* [SET OF TASKS]:
**a.** In the article on polymer structure, condense the paragraph that begins "The term polymer is used to describe" into a short bulleted list that keeps its main facts.
**b.** Duplicate the passage of the article on polymer structure between "Some polymers have" and "between polymer chains.", inclusive.

* [ARTICLE]:

· · ·

Skeletal Structure

Skeletal Structure mxw142

So now we know that monomers can be ‘strung’ together to form a long molecule called a polymer. Perhaps you are imaging that it looks like a tiny piece of string or spaghetti – and in many cases, we can simplify the drawing of the polymer by just drawing the skeletal structure as a squiggly line. In such drawings of skeletal structures, like those shown in Figure 1.9, we don’t draw out the specific chemical structure, but the lines are supposed to represent the polymer backbone and can help us visualize higher order structure. Because a polymer doesn’t just have to be a linear – it can be much more complicated than that. It can be branched – like a tree – or it can be network, where all the strings are connected to each other at linking points called crosslinks. The skeletal structure of a polymer significantly affects its properties. For example, network polymers tend to hold their 3D shape much better than linear polymers; can you imagine trying to build a sculpture out of spaghetti?

diagram of various skeletal structures described in the text
Figure 1.9: Skeletal structures
Source: Based on figures from Young, Robert J., and Peter A. Lovell.
Introduction to Polymers, Third Edition, CRC Press, 2011.

In addition to classifying polymers by their chemical structure, we also classify them based on their physical properties (Figure 1.3 in the text). There are three main types: thermoplastics, elastomers, and thermosets. Elastomers are stretchy – think “elastic”, like a rubber band. They can be stretched and deformed and return to their original shape because their 3D structure is held together by crosslinks (i.e. most elastomers are network polymers). Their unique properties are a function of their 3D network structure. Things like crosslink density affect their macroscale material properties. Thermosets are rigid that usually have a very high degree of crosslinking. When they are heated, they don’t often flow or soften, they usually just degrade (i.e., the bonds in the polymer are broken). This is in contrast to thermoplastics or thermosoftening polymers, which do flow upon heating. Thermoplastics are typically linear or branched and do not have that network structure to hold their shape (hence they flow when heated). Most commercial polymers are thermoplastics. They can be crystalline, semi-crystalline, or amorphous. Crystalline phases have a melting temperature (Tm). Amorphous phases can’t really “melt” because they are already amorphous (it’s not considered a phase transition), so we use the term glass transition temperature (Tg) to characterize their softening point. Tg might be a range of temperature over which the transition occurs.

Some polymers have characteristics of more than one of these classes. In a sense, it’s a continuum. For example, some elastomers can also be characterized either as a thermoplastic or thermoset.

The term polymer is used to describe a macromolecule made of many monomers — or repeating units. The properties of these polymers depend on a variety of factors: the monomer unit, the linkages between each monomer, and the intermolecular and intramolecular forces that exist between polymer chains.

In this lesson, we’ll learn about two main classes of polymers: thermosoftening polymers and thermosetting polymers. We’ll also explore their properties — and why they behave the way they do. 

The term plastics refers to a wide range of polymers made from monomers derived from products obtained through the fractional distillation of crude oil. You may already be familiar with common examples like polyethylene, polypropylene, and polyvinyl chloride (PVC). You can learn more about the structure of these polymers, how they’re made, and their real-life applications in other videos on our channel.

Here, we’ll focus specifically on how these polymers respond to heat — and why.

· · ·

* [EXCERPTED DATA]:
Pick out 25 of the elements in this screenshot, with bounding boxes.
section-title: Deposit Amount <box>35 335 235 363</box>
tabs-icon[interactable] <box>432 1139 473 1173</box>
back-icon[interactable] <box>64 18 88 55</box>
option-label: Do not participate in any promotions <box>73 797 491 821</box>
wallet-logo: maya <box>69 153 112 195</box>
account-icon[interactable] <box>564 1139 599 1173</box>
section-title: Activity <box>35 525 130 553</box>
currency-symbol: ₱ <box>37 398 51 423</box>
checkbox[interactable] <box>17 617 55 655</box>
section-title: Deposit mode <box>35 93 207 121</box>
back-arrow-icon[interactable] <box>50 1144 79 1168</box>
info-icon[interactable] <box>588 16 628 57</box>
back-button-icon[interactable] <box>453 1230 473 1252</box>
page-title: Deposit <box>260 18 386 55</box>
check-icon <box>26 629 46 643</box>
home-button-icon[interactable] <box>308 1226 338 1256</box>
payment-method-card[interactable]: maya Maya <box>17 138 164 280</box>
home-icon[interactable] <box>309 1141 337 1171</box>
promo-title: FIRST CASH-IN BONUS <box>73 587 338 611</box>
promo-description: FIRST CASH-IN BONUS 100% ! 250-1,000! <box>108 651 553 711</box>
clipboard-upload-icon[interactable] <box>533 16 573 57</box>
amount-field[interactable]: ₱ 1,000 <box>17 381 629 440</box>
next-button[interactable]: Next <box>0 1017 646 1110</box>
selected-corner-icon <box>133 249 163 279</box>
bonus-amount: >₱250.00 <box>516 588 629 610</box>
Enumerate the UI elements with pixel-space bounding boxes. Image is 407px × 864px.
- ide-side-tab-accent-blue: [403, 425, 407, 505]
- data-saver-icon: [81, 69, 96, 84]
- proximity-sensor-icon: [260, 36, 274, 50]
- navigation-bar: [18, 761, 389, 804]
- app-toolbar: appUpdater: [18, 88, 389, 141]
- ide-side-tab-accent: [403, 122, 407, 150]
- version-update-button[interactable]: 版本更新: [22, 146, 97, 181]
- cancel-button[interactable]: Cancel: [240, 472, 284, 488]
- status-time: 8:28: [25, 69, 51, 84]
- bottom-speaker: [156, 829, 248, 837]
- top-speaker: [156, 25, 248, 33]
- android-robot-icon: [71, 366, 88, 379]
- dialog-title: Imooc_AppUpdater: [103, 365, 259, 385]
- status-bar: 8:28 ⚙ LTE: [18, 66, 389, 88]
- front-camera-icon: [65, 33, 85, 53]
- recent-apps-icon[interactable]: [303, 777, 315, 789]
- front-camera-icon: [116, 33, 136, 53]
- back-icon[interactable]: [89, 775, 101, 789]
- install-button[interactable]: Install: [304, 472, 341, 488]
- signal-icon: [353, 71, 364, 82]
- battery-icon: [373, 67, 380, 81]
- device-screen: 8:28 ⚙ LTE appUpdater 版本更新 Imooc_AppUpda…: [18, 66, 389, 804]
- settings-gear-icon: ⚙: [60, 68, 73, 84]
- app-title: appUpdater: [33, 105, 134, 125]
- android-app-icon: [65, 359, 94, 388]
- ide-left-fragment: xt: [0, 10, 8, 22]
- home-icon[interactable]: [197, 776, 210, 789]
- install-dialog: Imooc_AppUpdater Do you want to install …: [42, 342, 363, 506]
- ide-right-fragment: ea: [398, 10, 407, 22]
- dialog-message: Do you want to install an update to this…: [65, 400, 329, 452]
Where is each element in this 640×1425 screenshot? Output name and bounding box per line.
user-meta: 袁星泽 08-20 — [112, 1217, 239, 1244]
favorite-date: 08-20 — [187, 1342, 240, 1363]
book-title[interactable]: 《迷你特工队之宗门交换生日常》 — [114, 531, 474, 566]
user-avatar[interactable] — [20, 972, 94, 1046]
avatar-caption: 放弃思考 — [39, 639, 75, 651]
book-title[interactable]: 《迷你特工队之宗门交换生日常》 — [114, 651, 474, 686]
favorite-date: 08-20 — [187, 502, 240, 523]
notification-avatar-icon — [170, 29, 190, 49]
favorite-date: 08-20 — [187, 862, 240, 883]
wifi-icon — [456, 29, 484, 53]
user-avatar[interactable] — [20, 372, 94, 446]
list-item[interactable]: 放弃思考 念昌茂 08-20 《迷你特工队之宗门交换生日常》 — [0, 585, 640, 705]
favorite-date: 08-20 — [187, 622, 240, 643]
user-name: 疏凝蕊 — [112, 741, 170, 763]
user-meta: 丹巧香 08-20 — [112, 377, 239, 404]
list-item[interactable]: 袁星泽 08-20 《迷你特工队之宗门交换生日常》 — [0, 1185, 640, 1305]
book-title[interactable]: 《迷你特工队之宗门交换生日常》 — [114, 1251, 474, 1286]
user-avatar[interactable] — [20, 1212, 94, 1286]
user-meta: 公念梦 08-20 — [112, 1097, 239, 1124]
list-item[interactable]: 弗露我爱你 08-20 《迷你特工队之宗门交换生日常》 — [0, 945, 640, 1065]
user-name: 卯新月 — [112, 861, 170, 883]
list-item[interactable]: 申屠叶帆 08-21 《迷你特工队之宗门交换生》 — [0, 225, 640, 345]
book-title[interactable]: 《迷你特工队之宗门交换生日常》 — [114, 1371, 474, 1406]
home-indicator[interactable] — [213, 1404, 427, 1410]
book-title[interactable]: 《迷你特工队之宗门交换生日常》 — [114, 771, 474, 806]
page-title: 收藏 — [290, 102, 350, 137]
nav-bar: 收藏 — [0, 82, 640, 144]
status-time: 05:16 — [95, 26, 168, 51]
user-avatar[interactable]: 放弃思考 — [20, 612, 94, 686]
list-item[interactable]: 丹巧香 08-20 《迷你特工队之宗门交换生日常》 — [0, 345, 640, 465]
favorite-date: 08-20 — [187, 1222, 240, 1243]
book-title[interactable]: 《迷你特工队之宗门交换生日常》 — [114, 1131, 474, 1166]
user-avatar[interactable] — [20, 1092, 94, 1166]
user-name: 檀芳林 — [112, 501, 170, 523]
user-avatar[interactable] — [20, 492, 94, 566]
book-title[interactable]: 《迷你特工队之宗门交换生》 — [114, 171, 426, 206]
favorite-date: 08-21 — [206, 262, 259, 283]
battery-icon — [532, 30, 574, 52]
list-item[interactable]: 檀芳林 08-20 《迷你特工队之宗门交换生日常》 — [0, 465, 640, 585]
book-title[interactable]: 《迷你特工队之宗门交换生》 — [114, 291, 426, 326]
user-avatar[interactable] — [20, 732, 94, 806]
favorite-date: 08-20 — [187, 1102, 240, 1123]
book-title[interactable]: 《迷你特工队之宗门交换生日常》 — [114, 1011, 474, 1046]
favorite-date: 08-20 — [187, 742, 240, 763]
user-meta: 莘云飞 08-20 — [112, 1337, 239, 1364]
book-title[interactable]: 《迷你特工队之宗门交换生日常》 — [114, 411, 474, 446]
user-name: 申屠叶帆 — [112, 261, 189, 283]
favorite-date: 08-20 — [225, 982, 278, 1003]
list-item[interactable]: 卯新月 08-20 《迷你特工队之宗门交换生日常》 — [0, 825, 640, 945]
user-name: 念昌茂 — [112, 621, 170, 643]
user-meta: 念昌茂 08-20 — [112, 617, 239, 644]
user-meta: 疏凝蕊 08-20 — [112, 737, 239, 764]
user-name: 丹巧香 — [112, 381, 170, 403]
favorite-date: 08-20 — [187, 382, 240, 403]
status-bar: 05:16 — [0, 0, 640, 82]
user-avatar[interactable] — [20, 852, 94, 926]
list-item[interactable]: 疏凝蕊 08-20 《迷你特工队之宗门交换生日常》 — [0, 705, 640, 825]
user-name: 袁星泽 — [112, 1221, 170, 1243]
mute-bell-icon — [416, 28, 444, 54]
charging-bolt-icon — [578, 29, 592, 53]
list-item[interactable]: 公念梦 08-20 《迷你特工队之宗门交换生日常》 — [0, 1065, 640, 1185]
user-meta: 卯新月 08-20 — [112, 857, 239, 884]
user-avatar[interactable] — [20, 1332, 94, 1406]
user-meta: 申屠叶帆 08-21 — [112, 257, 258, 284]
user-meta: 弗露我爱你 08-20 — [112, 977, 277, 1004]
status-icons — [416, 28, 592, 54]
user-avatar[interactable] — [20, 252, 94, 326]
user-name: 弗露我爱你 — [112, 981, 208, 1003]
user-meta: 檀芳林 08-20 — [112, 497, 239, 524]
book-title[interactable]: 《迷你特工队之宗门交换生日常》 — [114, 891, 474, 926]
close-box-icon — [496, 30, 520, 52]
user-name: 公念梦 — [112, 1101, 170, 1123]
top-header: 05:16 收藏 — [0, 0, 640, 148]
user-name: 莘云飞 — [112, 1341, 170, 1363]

· · ·

* [REPLIES]:
**a.**
- A polymer is a macromolecule made of many monomers, or repeating units.
- Its properties depend on:
  - the monomer unit
  - the linkages between each monomer
  - the intermolecular and intramolecular forces between polymer chains

**b.**
Some polymers have characteristics of more than one of these classes. In a sense, it’s a continuum. For example, some elastomers can also be characterized either as a thermoplastic or thermoset.

The term polymer is used to describe a macromolecule made of many monomers — or repeating units. The properties of these polymers depend on a variety of factors: the monomer unit, the linkages between each monomer, and the intermolecular and intramolecular forces that exist between polymer chains.